▶ **Texto extraído**:

Sin embargo, en España, tras su milagrosa conversión en estado de
derecho, los políticos encontraron muy pronto la forma de que la Administración
Pública cayera de nuevo en el servilismo más atroz. Año tras año, los mecanismos
de cobertura de los puestos de trabajo, teóricamente impecables, han dejado
paso a un reguero de nombramientos de cargos de confianza que en ocasiones
superan con creces a la dotación de funcionarios de carrera de alto nivel.
Aunque eso tampoco es óbice para que España sea el país de Europa occidental
con más alto grado de nombramientos de altos funcionarios por el procedimiento
de libre designación, un método que alcanza a todos los niveles de grado
superior de forma directa o encubierta, muchas veces bajo el paraguas formal de
un concurso al que sólo falta poner el nombre y apellidos del designado.
Estamos hablando de decenas de miles de puestos de trabajo que dependen,
directamente, del grado de afección (o adscripción) del empleado público al
político de la cúspide. Aquí no cuentan ni la preparación ni la competencia
profesional en el desempeño del trabajo. Cuenta únicamente el servicio que el
digitalmente nombrado pueda prestar al político cuya mano le alimenta.
Cuando la maquinaria estatal
administrativa se confunde con la política nos encontramos con todos aquellos
escenarios en los que la apropiación de la maquinaria estatal ha acabado
conduciendo, indefectiblemente, a formas muy autoritarias de gobierno, cuyo
clímax fue el estado nazi, en el que no existía separación (al final ni
siquiera formal) entre el Partido y el estado alemán. Algo que también vimos
por estos lares cuando Franco y su cohorte del glorioso Movimiento.

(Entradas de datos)
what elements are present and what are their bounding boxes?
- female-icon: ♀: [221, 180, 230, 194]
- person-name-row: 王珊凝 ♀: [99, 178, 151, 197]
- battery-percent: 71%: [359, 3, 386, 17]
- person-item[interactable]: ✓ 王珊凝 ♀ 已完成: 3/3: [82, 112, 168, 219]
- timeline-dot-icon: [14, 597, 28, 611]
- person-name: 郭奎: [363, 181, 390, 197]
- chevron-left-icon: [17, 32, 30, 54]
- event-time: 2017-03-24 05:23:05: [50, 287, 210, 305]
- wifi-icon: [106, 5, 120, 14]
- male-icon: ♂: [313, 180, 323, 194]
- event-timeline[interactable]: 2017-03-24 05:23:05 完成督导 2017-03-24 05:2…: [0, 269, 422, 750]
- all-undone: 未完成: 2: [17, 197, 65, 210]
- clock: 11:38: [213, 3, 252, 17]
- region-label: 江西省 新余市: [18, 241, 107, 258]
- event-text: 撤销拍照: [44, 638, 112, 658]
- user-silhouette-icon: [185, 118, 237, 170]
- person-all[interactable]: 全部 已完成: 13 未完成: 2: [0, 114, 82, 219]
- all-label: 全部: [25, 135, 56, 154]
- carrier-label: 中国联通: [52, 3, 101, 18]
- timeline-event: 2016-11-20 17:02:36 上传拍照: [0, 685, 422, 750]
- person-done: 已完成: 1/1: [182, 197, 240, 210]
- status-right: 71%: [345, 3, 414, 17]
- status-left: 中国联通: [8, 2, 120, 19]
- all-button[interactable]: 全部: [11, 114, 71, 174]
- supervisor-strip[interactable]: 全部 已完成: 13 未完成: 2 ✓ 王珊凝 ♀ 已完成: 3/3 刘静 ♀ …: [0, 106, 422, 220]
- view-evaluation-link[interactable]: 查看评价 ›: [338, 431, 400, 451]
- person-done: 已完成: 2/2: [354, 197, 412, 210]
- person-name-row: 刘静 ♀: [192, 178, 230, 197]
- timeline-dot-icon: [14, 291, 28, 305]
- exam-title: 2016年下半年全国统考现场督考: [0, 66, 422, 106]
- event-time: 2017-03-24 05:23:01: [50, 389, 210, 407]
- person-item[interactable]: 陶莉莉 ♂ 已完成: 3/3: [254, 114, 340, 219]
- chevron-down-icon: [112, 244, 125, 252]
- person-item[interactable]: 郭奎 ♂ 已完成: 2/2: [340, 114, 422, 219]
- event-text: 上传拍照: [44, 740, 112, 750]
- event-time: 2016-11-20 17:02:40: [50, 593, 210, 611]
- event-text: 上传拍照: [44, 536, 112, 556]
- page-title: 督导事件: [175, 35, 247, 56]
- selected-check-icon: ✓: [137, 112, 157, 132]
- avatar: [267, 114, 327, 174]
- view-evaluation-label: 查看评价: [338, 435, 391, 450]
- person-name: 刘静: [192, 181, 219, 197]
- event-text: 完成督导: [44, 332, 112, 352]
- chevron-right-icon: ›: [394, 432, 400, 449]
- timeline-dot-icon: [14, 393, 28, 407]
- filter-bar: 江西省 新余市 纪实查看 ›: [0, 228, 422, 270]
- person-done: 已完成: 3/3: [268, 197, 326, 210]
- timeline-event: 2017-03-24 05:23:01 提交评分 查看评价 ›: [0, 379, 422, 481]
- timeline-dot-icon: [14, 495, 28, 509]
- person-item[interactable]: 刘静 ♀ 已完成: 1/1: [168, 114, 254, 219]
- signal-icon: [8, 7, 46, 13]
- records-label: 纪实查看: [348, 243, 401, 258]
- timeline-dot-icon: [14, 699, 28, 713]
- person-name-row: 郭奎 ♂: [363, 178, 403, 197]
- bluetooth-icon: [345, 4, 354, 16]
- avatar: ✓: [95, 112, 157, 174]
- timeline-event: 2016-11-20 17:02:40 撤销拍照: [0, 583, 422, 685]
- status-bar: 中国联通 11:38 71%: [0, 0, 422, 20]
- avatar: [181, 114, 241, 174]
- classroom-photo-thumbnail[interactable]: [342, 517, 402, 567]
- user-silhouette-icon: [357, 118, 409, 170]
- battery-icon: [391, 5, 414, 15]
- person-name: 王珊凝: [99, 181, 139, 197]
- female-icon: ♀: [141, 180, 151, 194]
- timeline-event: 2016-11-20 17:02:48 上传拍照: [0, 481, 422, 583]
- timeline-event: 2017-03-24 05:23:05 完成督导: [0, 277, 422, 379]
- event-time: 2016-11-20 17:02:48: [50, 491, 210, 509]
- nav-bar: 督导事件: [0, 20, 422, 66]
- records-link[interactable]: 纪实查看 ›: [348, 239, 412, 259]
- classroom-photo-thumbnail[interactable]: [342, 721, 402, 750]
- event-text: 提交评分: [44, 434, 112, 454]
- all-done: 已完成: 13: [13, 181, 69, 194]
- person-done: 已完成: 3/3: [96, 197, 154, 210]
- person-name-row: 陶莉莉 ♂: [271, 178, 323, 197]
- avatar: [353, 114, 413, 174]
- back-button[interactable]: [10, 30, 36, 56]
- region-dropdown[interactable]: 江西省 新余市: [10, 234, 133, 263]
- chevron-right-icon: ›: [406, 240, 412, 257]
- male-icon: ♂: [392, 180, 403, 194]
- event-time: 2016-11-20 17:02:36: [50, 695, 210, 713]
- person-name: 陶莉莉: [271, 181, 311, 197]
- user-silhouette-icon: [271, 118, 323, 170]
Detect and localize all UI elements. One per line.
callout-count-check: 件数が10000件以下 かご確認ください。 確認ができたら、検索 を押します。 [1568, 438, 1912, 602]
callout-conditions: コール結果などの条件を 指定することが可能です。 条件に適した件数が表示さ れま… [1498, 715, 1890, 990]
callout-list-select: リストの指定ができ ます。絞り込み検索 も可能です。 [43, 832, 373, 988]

▶ **Instrucciones de trabajo**:
1. Copia de nuevo el fragmento del texto sobre la Administración Pública en España que va de "Sin embargo, en" a "de alto nivel.", ambos incluidos. Cambia "servilismo" por "sometimiento".
2. Responde a estas preguntas con datos del texto sobre la Administración Pública en España.
(a) ¿Qué país es el de Europa occidental con más alto grado de nombramientos de altos funcionarios por libre designación?
(b) ¿Qué dos cosas no cuentan en esos nombramientos?
(c) ¿Qué estado se presenta como el clímax de las formas autoritarias de gobierno?
3. Escribe la continuación del texto sobre la Administración Pública en España a partir de su última oración.

▶ **Respuestas por tarea**:
1.
Sin embargo, en España, tras su milagrosa conversión en estado de
derecho, los políticos encontraron muy pronto la forma de que la Administración
Pública cayera de nuevo en el sometimiento más atroz. Año tras año, los mecanismos
de cobertura de los puestos de trabajo, teóricamente impecables, han dejado
paso a un reguero de nombramientos de cargos de confianza que en ocasiones
superan con creces a la dotación de funcionarios de carrera de alto nivel.

2.
(a) España.
(b) La preparación y la competencia profesional en el desempeño del trabajo.
(c) El estado nazi.

3.
En la actualidad este fenómeno sucede de
nuevo de forma subrepticia pero continuada y capilar, pues va impregnando
lentamente todos los rincones del quehacer político local, autonómico o estatal
como el agua impregna un terrón de azúcar hasta consumirlo totalmente. Y ese es
el terrorífico destino de la administración pública española: el de su
disolución imparable dentro del corrosivo disolvente del interés partidista,
que la utiliza de forma descarada para batir al contrario.
La ciudadanía tiene la obligación de reivindicar la independencia de la
administración y de los funcionarios públicos, en vez de tolerar gobiernos que utilizan
a la Agencia Tributaria, a la Guardia Civil, al CNI o a los diversos servicios
de información policiales para crear dosieres con los que atizar al rival
político, amedrentarlo, chantajearlo o simplemente desprestigiarlo con fines
puramente electoralistas y de acceso al poder. La administración pública no
está para cocinar estas bazofias intragables, ni para cubrir la indecencia y
corrupción moral (de la otra ya se encargan los órganos judiciales, si les
dejan) de La Casta, que ha montado su “Sistema” particular dentro del estado, al
más puro estilo de la Camorra, por más que les pese a algunos semejante
comparación. Que no es ociosa en absoluta, sino bien fundamentada por evidente:
todos los medios de comunicación que hacen las interesadas filtraciones de los
diversos tejemanejes no hacen más que poner al descubierto hasta qué punto El
Sistema funciona a las mil maravillas.
Algunos estarán tentados de equiparar la
politización de la justicia con la politización de la administración pública.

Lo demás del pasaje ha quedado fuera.